═══ RAW RECORDS ═══

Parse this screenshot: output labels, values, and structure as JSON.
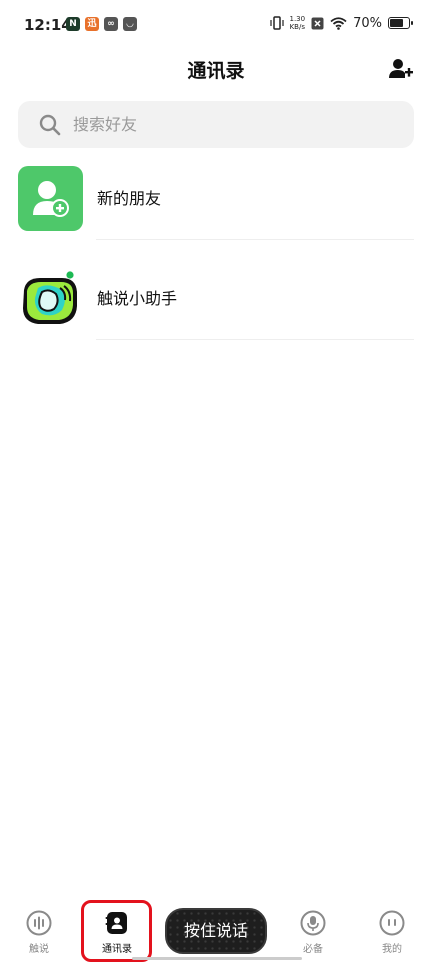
{
  "status_bar": {
    "time": "12:14",
    "net_speed_value": "1.30",
    "net_speed_unit": "KB/s",
    "battery": "70%",
    "battery_level": 0.7,
    "app_icons": [
      "notification-app-n-icon",
      "notification-app-orange-icon",
      "notification-app-link-icon",
      "notification-app-bag-icon"
    ]
  },
  "header": {
    "title": "通讯录",
    "add_friend_icon": "add-user-icon"
  },
  "search": {
    "placeholder": "搜索好友"
  },
  "contacts": [
    {
      "label": "新的朋友",
      "icon": "new-friend-icon",
      "color": "#4ec86a"
    },
    {
      "label": "触说小助手",
      "icon": "assistant-avatar",
      "status_dot": "#1db954"
    }
  ],
  "bottom_nav": {
    "items": [
      {
        "label": "触说",
        "icon": "voice-wave-icon"
      },
      {
        "label": "通讯录",
        "icon": "contacts-icon",
        "active": true
      },
      {
        "label": "必备",
        "icon": "microphone-icon"
      },
      {
        "label": "我的",
        "icon": "profile-face-icon"
      }
    ],
    "push_to_talk": "按住说话"
  },
  "colors": {
    "accent_green": "#4ec86a",
    "highlight_red": "#e3121d"
  }
}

═══

WORK TO COMPLETE: An exact transcription of all the entries is required, without the pictures.

TASK RESULT:
Parse this screenshot: output labels, values, and structure as JSON.
{
  "status_bar": {
    "time": "12:14",
    "net_speed_value": "1.30",
    "net_speed_unit": "KB/s",
    "battery": "70%",
    "battery_level": 0.7,
    "app_icons": [
      "notification-app-n-icon",
      "notification-app-orange-icon",
      "notification-app-link-icon",
      "notification-app-bag-icon"
    ]
  },
  "header": {
    "title": "通讯录",
    "add_friend_icon": "add-user-icon"
  },
  "search": {
    "placeholder": "搜索好友"
  },
  "contacts": [
    {
      "label": "新的朋友",
      "icon": "new-friend-icon",
      "color": "#4ec86a"
    },
    {
      "label": "触说小助手",
      "icon": "assistant-avatar",
      "status_dot": "#1db954"
    }
  ],
  "bottom_nav": {
    "items": [
      {
        "label": "触说",
        "icon": "voice-wave-icon"
      },
      {
        "label": "通讯录",
        "icon": "contacts-icon",
        "active": true
      },
      {
        "label": "必备",
        "icon": "microphone-icon"
      },
      {
        "label": "我的",
        "icon": "profile-face-icon"
      }
    ],
    "push_to_talk": "按住说话"
  },
  "colors": {
    "accent_green": "#4ec86a",
    "highlight_red": "#e3121d"
  }
}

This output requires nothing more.